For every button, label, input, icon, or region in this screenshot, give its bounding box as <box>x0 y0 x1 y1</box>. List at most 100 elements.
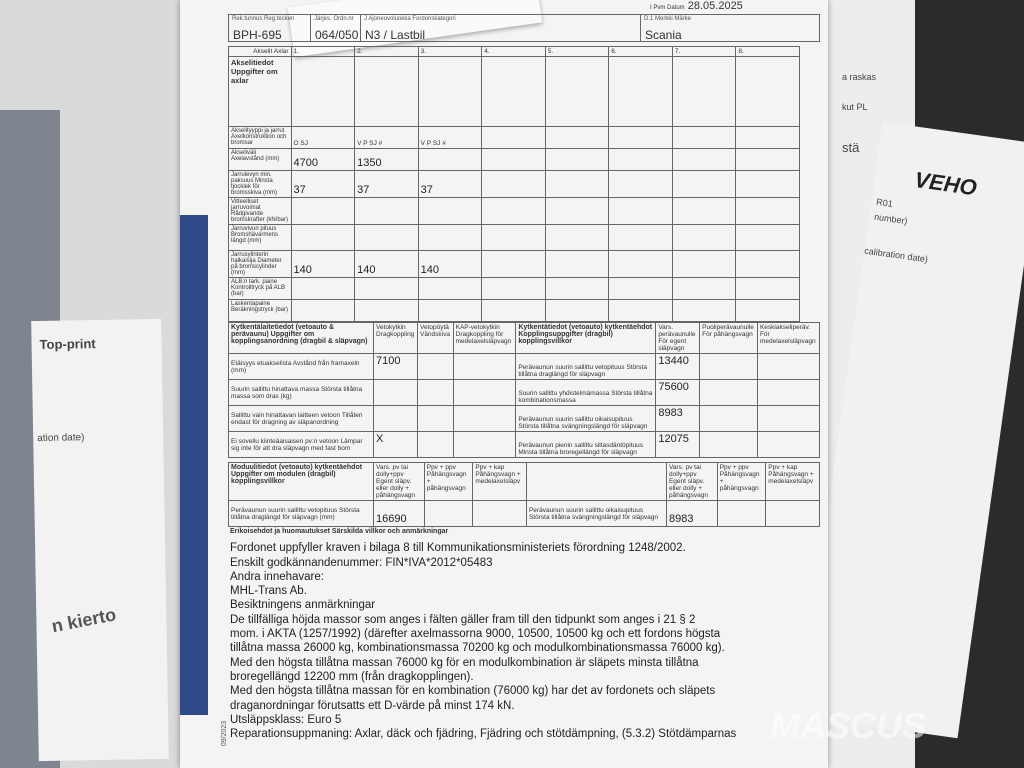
axle-row-label: Laskentapaine Beräkningstryck (bar) <box>228 299 292 322</box>
coupling-value: X <box>373 431 418 458</box>
header-fields: Rek.tunnus Reg.tecken BPH-695 Järjes. Ord… <box>228 14 820 42</box>
empty-cell <box>452 379 517 406</box>
empty-cell <box>423 500 474 527</box>
coupling-head: Vetokytkin Dragkoppling <box>373 322 418 354</box>
right-text: calibration date) <box>863 245 929 265</box>
axle-value <box>481 126 546 149</box>
blue-strip <box>180 215 208 715</box>
coupling-row-label: Sallittu vain hinattavan laitteen vetoon… <box>228 405 374 432</box>
axle-value <box>290 197 356 225</box>
reg-value: BPH-695 <box>233 28 282 42</box>
axle-row-label: Akseliväli Axelavstånd (mm) <box>228 148 292 171</box>
module-title: Moduulitiedot (vetoauto) kytkentäehdot U… <box>228 462 374 501</box>
seq-value: 064/050 <box>315 28 359 42</box>
coupling-value2: 75600 <box>655 379 701 406</box>
module-head: Vars. pv tai dolly+ppv Egent släpv. elle… <box>373 462 425 501</box>
remark-line: Besiktningens anmärkningar <box>230 599 376 612</box>
module-row-label2: Perävaunun suurin sallittu oikaisupituus… <box>525 500 667 527</box>
axle-value: 37 <box>417 170 483 198</box>
axle-value <box>290 299 356 322</box>
axle-type-cell <box>417 56 483 127</box>
module-row-label: Perävaunun suurin sallittu vetopituus St… <box>228 500 374 527</box>
empty-cell <box>416 405 454 432</box>
axle-value <box>544 250 610 278</box>
date-label: I Pvm Datum <box>650 5 685 11</box>
right-text: number) <box>873 211 909 227</box>
coupling-head: Vetopöytä Vändskiva <box>416 322 454 354</box>
axle-value <box>671 148 737 171</box>
axle-value: O SJ <box>290 126 356 149</box>
top-print-label: Top-print <box>39 336 96 353</box>
axle-value: 140 <box>354 250 419 278</box>
axle-value <box>544 126 610 149</box>
empty-cell <box>699 431 758 458</box>
axle-value <box>417 299 483 322</box>
empty-cell <box>416 379 454 406</box>
axle-value: 140 <box>417 250 483 278</box>
remark-line: De tillfälliga höjda massor som anges i … <box>230 613 696 626</box>
remark-line: Utsläppsklass: Euro 5 <box>230 713 342 726</box>
coupling-head2: Vars. perävaunulle För egent släpvagn <box>655 322 701 354</box>
coupling-value2: 13440 <box>655 353 701 380</box>
remark-line: Med den högsta tillåtna massan för en ko… <box>230 685 716 698</box>
empty-cell <box>416 431 454 458</box>
axle-table: Akselit Axlar 1. 2. 3. 4. 5. 6. 7. 8. Akselitiedo… <box>228 46 800 322</box>
empty-cell <box>699 379 758 406</box>
axle-row-label: Jarrusylinterin halkaisija Diameter på b… <box>228 250 292 278</box>
remark-line: tillåtna massa 26000 kg, kombinationsmas… <box>230 642 725 655</box>
axle-value <box>481 277 546 300</box>
coupling-row-label2: Suurin sallittu yhdistelmämassa Största … <box>515 379 657 406</box>
axle-value <box>671 250 737 278</box>
axle-column-header: 2. <box>354 46 419 57</box>
axle-row-label: Akselityyppi ja jarrut Axelkonstruktion … <box>228 126 292 149</box>
remark-line: Fordonet uppfyller kraven i bilaga 8 til… <box>230 542 686 555</box>
coupling-row-label: Suurin sallittu hinattava massa Största … <box>228 379 374 406</box>
axle-value <box>481 148 546 171</box>
date-value: 28.05.2025 <box>687 0 743 12</box>
axle-type-cell <box>608 56 673 127</box>
axle-column-header: 4. <box>481 46 546 57</box>
empty-cell <box>756 353 821 380</box>
axle-column-header: 7. <box>671 46 737 57</box>
coupling-head: KAP-vetokytkin Dragkoppling för medelaxe… <box>452 322 517 354</box>
axle-value <box>608 197 673 225</box>
remark-line: MHL-Trans Ab. <box>230 585 307 598</box>
axle-value <box>290 224 356 251</box>
axle-value <box>544 148 610 171</box>
axle-row-label: Jarruvivun pituus Bromshävarmens längd (… <box>228 224 292 251</box>
coupling-value: 7100 <box>373 353 418 380</box>
empty-cell <box>452 431 517 458</box>
coupling-head2: Keskiakseliperäv. För medelaxelsläpvagn <box>756 322 821 354</box>
axle-value: 37 <box>290 170 356 198</box>
axle-row-label: Jarrulevyn min. paksuus Minsta tjocklek … <box>228 170 292 198</box>
coupling-value <box>373 405 418 432</box>
empty-cell <box>452 353 517 380</box>
empty-cell <box>756 431 821 458</box>
axle-value <box>735 277 800 300</box>
axle-value <box>354 197 419 225</box>
axle-value <box>735 250 800 278</box>
axle-column-header: 5. <box>544 46 610 57</box>
module-head: Ppv + kap Påhängsvagn + medelaxelsläpv <box>472 462 527 501</box>
coupling-row-label2: Perävaunun suurin sallittu vetopituus St… <box>515 353 657 380</box>
right-text: a raskas <box>842 72 877 82</box>
axle-value <box>417 197 483 225</box>
veho-logo: VEHO <box>913 166 979 201</box>
empty-cell <box>756 379 821 406</box>
axle-value <box>608 126 673 149</box>
axle-value <box>671 170 737 198</box>
coupling-table: Kytkentälaitetiedot (vetoauto & perävaun… <box>228 322 821 458</box>
coupling-value2: 8983 <box>655 405 701 432</box>
make-label: D.1 Merkki Märke <box>644 16 692 22</box>
axle-value <box>290 277 356 300</box>
coupling-title2: Kytkentätiedot (vetoauto) kytkentäehdot … <box>515 322 657 354</box>
axle-value <box>544 299 610 322</box>
axle-value <box>671 277 737 300</box>
axle-type-cell <box>671 56 737 127</box>
axle-column-header: 3. <box>417 46 483 57</box>
remark-line: broregellängd 12200 mm (från dragkopplin… <box>230 670 474 683</box>
axle-value <box>608 250 673 278</box>
module-head2: Vars. pv tai dolly+ppv Egent släpv. elle… <box>665 462 718 501</box>
coupling-head2: Puoliperävaunulle För påhängsvagn <box>699 322 758 354</box>
axle-value <box>671 299 737 322</box>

---

EXERCISE GOAL:
Reproduce all of the records above verbatim, omitting the pictures.

FINISHED TASK:
For every button, label, input, icon, or region in this screenshot, give its bounding box as <box>x0 y0 x1 y1</box>. List at most 100 elements.
axle-row-label: Laskentapaine Beräkningstryck (bar) <box>228 299 292 322</box>
coupling-value: X <box>373 431 418 458</box>
header-fields: Rek.tunnus Reg.tecken BPH-695 Järjes. Ord… <box>228 14 820 42</box>
empty-cell <box>452 379 517 406</box>
empty-cell <box>423 500 474 527</box>
coupling-head: Vetokytkin Dragkoppling <box>373 322 418 354</box>
right-text: calibration date) <box>863 245 929 265</box>
axle-value <box>481 126 546 149</box>
blue-strip <box>180 215 208 715</box>
coupling-row-label: Sallittu vain hinattavan laitteen vetoon… <box>228 405 374 432</box>
axle-value <box>290 197 356 225</box>
reg-value: BPH-695 <box>233 28 282 42</box>
axle-row-label: Akseliväli Axelavstånd (mm) <box>228 148 292 171</box>
module-title: Moduulitiedot (vetoauto) kytkentäehdot U… <box>228 462 374 501</box>
seq-value: 064/050 <box>315 28 359 42</box>
coupling-value2: 75600 <box>655 379 701 406</box>
module-head: Vars. pv tai dolly+ppv Egent släpv. elle… <box>373 462 425 501</box>
remark-line: Besiktningens anmärkningar <box>230 599 376 612</box>
module-row-label2: Perävaunun suurin sallittu oikaisupituus… <box>525 500 667 527</box>
axle-value: 37 <box>417 170 483 198</box>
axle-value <box>290 299 356 322</box>
axle-type-cell <box>417 56 483 127</box>
module-row-label: Perävaunun suurin sallittu vetopituus St… <box>228 500 374 527</box>
empty-cell <box>416 405 454 432</box>
axle-value <box>544 250 610 278</box>
date-label: I Pvm Datum <box>650 5 685 11</box>
right-text: number) <box>873 211 909 227</box>
coupling-head: Vetopöytä Vändskiva <box>416 322 454 354</box>
axle-value <box>671 148 737 171</box>
axle-value: O SJ <box>290 126 356 149</box>
top-print-label: Top-print <box>39 336 96 353</box>
axle-value: 140 <box>354 250 419 278</box>
axle-value <box>544 126 610 149</box>
empty-cell <box>699 431 758 458</box>
axle-value <box>417 299 483 322</box>
empty-cell <box>416 379 454 406</box>
axle-value: 140 <box>417 250 483 278</box>
remark-line: De tillfälliga höjda massor som anges i … <box>230 613 696 626</box>
remark-line: Utsläppsklass: Euro 5 <box>230 713 342 726</box>
coupling-head2: Vars. perävaunulle För egent släpvagn <box>655 322 701 354</box>
coupling-value2: 13440 <box>655 353 701 380</box>
remark-line: Med den högsta tillåtna massan för en ko… <box>230 685 716 698</box>
empty-cell <box>416 431 454 458</box>
axle-table: Akselit Axlar 1. 2. 3. 4. 5. 6. 7. 8. Akselitiedo… <box>228 46 800 322</box>
empty-cell <box>699 379 758 406</box>
axle-row-label: Jarrusylinterin halkaisija Diameter på b… <box>228 250 292 278</box>
remark-line: tillåtna massa 26000 kg, kombinationsmas… <box>230 642 725 655</box>
axle-value <box>481 277 546 300</box>
coupling-row-label2: Suurin sallittu yhdistelmämassa Största … <box>515 379 657 406</box>
axle-value <box>671 250 737 278</box>
axle-column-header: 2. <box>354 46 419 57</box>
axle-row-label: Akselityyppi ja jarrut Axelkonstruktion … <box>228 126 292 149</box>
remark-line: Fordonet uppfyller kraven i bilaga 8 til… <box>230 542 686 555</box>
coupling-row-label: Suurin sallittu hinattava massa Största … <box>228 379 374 406</box>
axle-value <box>481 148 546 171</box>
date-value: 28.05.2025 <box>687 0 743 12</box>
axle-type-cell <box>608 56 673 127</box>
axle-column-header: 4. <box>481 46 546 57</box>
empty-cell <box>756 353 821 380</box>
axle-column-header: 7. <box>671 46 737 57</box>
coupling-head: KAP-vetokytkin Dragkoppling för medelaxe… <box>452 322 517 354</box>
axle-value <box>608 197 673 225</box>
remark-line: MHL-Trans Ab. <box>230 585 307 598</box>
axle-value <box>290 224 356 251</box>
axle-value <box>544 148 610 171</box>
axle-row-label: Jarruvivun pituus Bromshävarmens längd (… <box>228 224 292 251</box>
coupling-value: 7100 <box>373 353 418 380</box>
empty-cell <box>452 431 517 458</box>
coupling-head2: Keskiakseliperäv. För medelaxelsläpvagn <box>756 322 821 354</box>
axle-value: 37 <box>290 170 356 198</box>
axle-row-label: Jarrulevyn min. paksuus Minsta tjocklek … <box>228 170 292 198</box>
coupling-value <box>373 405 418 432</box>
empty-cell <box>452 353 517 380</box>
empty-cell <box>756 431 821 458</box>
axle-value <box>735 277 800 300</box>
axle-value <box>354 197 419 225</box>
axle-value <box>735 250 800 278</box>
axle-column-header: 5. <box>544 46 610 57</box>
module-head: Ppv + kap Påhängsvagn + medelaxelsläpv <box>472 462 527 501</box>
coupling-row-label2: Perävaunun suurin sallittu vetopituus St… <box>515 353 657 380</box>
right-text: a raskas <box>842 72 877 82</box>
axle-value <box>417 197 483 225</box>
veho-logo: VEHO <box>913 166 979 201</box>
empty-cell <box>756 379 821 406</box>
axle-value <box>608 126 673 149</box>
axle-value <box>671 170 737 198</box>
coupling-table: Kytkentälaitetiedot (vetoauto & perävaun… <box>228 322 821 458</box>
coupling-value2: 8983 <box>655 405 701 432</box>
make-label: D.1 Merkki Märke <box>644 16 692 22</box>
axle-value <box>290 277 356 300</box>
coupling-title2: Kytkentätiedot (vetoauto) kytkentäehdot … <box>515 322 657 354</box>
axle-value <box>544 299 610 322</box>
axle-value <box>671 277 737 300</box>
axle-type-cell <box>671 56 737 127</box>
axle-column-header: 3. <box>417 46 483 57</box>
remark-line: broregellängd 12200 mm (från dragkopplin… <box>230 670 474 683</box>
axle-value <box>608 250 673 278</box>
module-head2: Vars. pv tai dolly+ppv Egent släpv. elle… <box>665 462 718 501</box>
coupling-head2: Puoliperävaunulle För påhängsvagn <box>699 322 758 354</box>
axle-value <box>671 299 737 322</box>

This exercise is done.